*The problem*: Restate each line word for word. Leave out every picture.
* START Data extract *
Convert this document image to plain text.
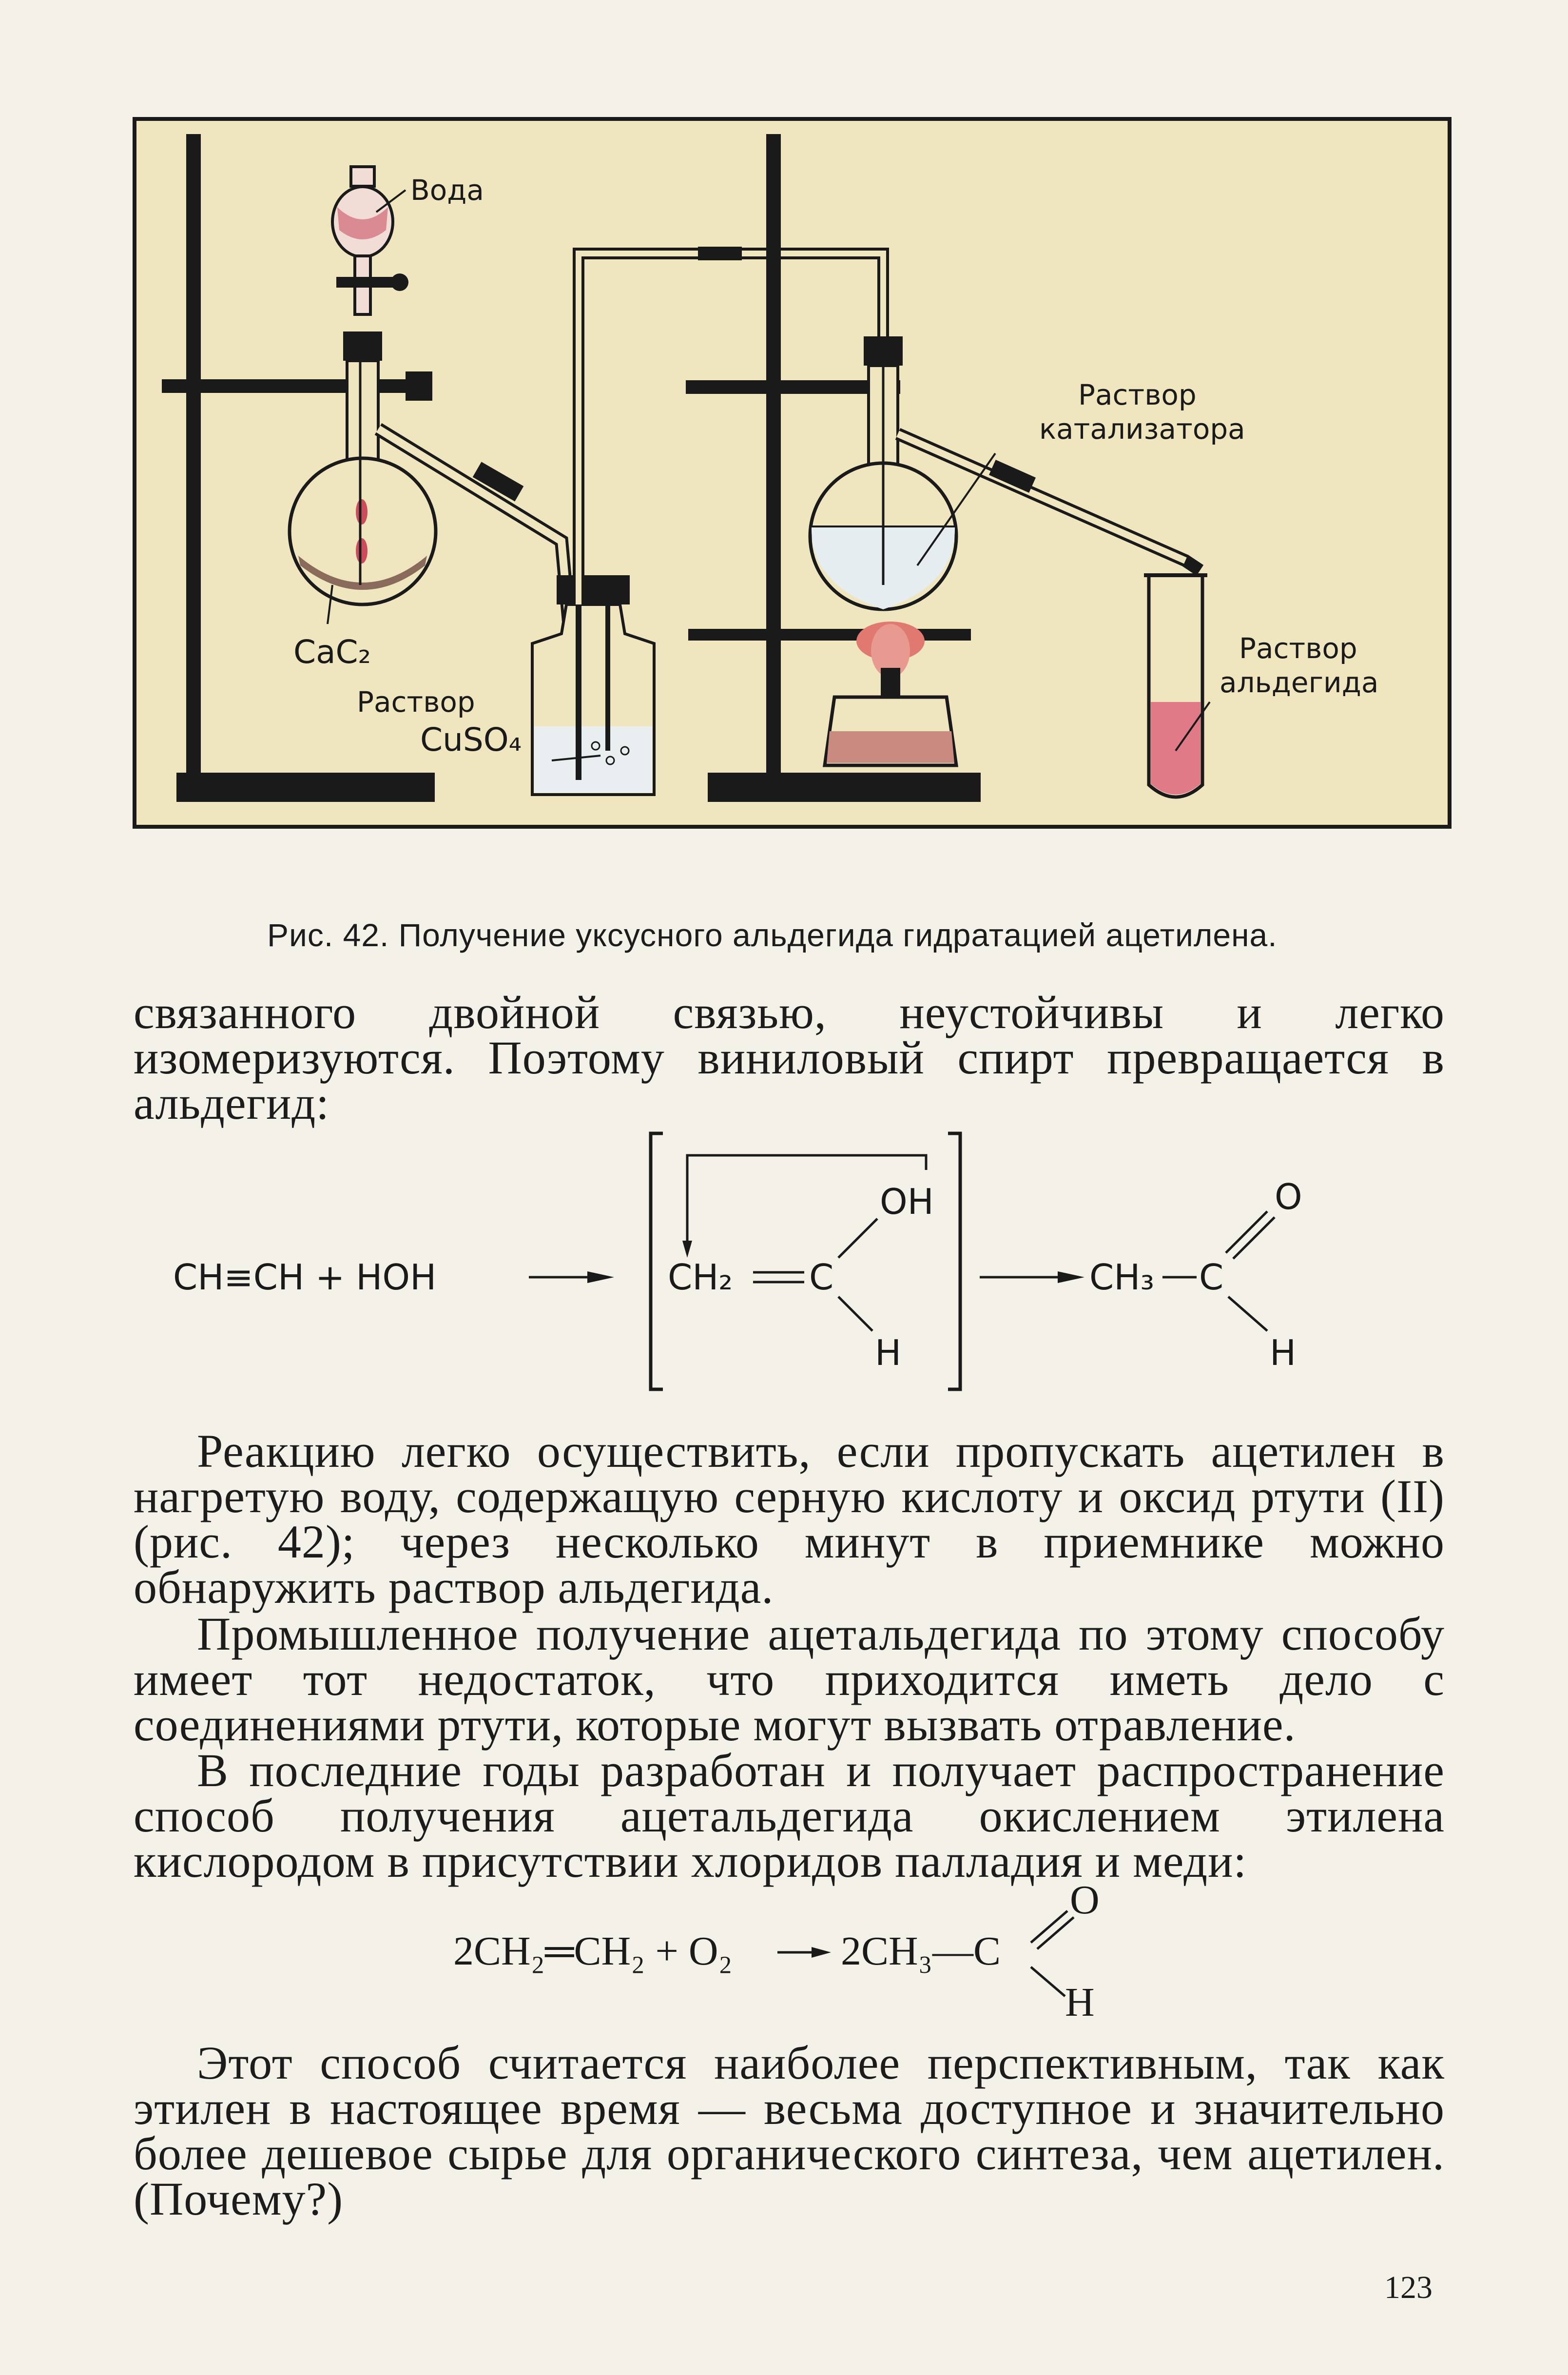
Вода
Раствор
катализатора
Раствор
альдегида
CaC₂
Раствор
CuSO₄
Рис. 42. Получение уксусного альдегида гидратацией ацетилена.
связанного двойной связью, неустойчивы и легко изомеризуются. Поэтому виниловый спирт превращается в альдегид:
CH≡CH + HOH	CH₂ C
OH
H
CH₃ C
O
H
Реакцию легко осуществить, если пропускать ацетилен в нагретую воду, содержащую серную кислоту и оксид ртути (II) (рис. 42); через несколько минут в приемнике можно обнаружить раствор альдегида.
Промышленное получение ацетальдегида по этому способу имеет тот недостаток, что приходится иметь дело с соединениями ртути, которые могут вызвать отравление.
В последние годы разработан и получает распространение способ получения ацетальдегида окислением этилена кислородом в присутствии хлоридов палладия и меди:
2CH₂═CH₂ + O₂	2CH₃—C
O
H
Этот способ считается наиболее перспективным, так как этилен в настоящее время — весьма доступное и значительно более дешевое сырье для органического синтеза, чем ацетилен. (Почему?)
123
* END Data extract *
*The solution*:
Convert this document image to plain text.
Вода
Раствор
катализатора
Раствор
альдегида
CaC₂
Раствор
CuSO₄
Рис. 42. Получение уксусного альдегида гидратацией ацетилена.
связанного двойной связью, неустойчивы и легко изомеризуются. Поэтому виниловый спирт превращается в альдегид:
CH≡CH + HOH	CH₂ C
OH
H
CH₃ C
O
H
Реакцию легко осуществить, если пропускать ацетилен в нагретую воду, содержащую серную кислоту и оксид ртути (II) (рис. 42); через несколько минут в приемнике можно обнаружить раствор альдегида.
Промышленное получение ацетальдегида по этому способу имеет тот недостаток, что приходится иметь дело с соединениями ртути, которые могут вызвать отравление.
В последние годы разработан и получает распространение способ получения ацетальдегида окислением этилена кислородом в присутствии хлоридов палладия и меди:
2CH₂═CH₂ + O₂	2CH₃—C
O
H
Этот способ считается наиболее перспективным, так как этилен в настоящее время — весьма доступное и значительно более дешевое сырье для органического синтеза, чем ацетилен. (Почему?)
123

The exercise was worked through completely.